======== MATERIAL TO PROCESS ========
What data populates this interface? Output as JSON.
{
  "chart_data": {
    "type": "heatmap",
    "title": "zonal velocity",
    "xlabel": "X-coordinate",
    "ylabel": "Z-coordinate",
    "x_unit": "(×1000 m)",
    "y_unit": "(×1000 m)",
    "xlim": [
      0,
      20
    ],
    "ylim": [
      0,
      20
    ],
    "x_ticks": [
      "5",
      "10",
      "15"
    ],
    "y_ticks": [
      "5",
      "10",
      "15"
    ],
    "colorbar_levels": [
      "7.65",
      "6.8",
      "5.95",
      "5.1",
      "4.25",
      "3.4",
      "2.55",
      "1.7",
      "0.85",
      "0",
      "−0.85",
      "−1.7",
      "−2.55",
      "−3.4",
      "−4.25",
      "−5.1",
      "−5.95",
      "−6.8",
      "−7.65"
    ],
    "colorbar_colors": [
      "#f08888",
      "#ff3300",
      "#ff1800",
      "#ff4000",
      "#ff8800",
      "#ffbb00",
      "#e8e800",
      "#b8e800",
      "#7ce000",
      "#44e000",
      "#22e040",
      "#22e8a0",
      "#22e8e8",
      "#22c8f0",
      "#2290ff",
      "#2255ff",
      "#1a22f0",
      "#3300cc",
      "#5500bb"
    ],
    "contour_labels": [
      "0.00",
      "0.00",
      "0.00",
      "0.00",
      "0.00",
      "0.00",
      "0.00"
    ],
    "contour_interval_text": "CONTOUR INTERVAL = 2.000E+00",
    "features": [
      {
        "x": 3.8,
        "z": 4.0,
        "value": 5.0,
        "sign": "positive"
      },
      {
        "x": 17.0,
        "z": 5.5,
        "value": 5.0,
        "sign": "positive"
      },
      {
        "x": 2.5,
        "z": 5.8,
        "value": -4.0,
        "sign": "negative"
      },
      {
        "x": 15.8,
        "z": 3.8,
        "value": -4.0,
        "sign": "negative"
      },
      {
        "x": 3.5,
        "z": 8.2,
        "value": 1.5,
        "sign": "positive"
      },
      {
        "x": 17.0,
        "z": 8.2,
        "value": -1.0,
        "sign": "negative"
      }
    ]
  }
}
========
_WHAT THE EXERCISE ASKS_. Print back all the lines verbatim.

_EXERCISE RESULT_.
What data populates this interface? Output as JSON.
{
  "chart_data": {
    "type": "heatmap",
    "title": "zonal velocity",
    "xlabel": "X-coordinate",
    "ylabel": "Z-coordinate",
    "x_unit": "(×1000 m)",
    "y_unit": "(×1000 m)",
    "xlim": [
      0,
      20
    ],
    "ylim": [
      0,
      20
    ],
    "x_ticks": [
      "5",
      "10",
      "15"
    ],
    "y_ticks": [
      "5",
      "10",
      "15"
    ],
    "colorbar_levels": [
      "7.65",
      "6.8",
      "5.95",
      "5.1",
      "4.25",
      "3.4",
      "2.55",
      "1.7",
      "0.85",
      "0",
      "−0.85",
      "−1.7",
      "−2.55",
      "−3.4",
      "−4.25",
      "−5.1",
      "−5.95",
      "−6.8",
      "−7.65"
    ],
    "colorbar_colors": [
      "#f08888",
      "#ff3300",
      "#ff1800",
      "#ff4000",
      "#ff8800",
      "#ffbb00",
      "#e8e800",
      "#b8e800",
      "#7ce000",
      "#44e000",
      "#22e040",
      "#22e8a0",
      "#22e8e8",
      "#22c8f0",
      "#2290ff",
      "#2255ff",
      "#1a22f0",
      "#3300cc",
      "#5500bb"
    ],
    "contour_labels": [
      "0.00",
      "0.00",
      "0.00",
      "0.00",
      "0.00",
      "0.00",
      "0.00"
    ],
    "contour_interval_text": "CONTOUR INTERVAL = 2.000E+00",
    "features": [
      {
        "x": 3.8,
        "z": 4.0,
        "value": 5.0,
        "sign": "positive"
      },
      {
        "x": 17.0,
        "z": 5.5,
        "value": 5.0,
        "sign": "positive"
      },
      {
        "x": 2.5,
        "z": 5.8,
        "value": -4.0,
        "sign": "negative"
      },
      {
        "x": 15.8,
        "z": 3.8,
        "value": -4.0,
        "sign": "negative"
      },
      {
        "x": 3.5,
        "z": 8.2,
        "value": 1.5,
        "sign": "positive"
      },
      {
        "x": 17.0,
        "z": 8.2,
        "value": -1.0,
        "sign": "negative"
      }
    ]
  }
}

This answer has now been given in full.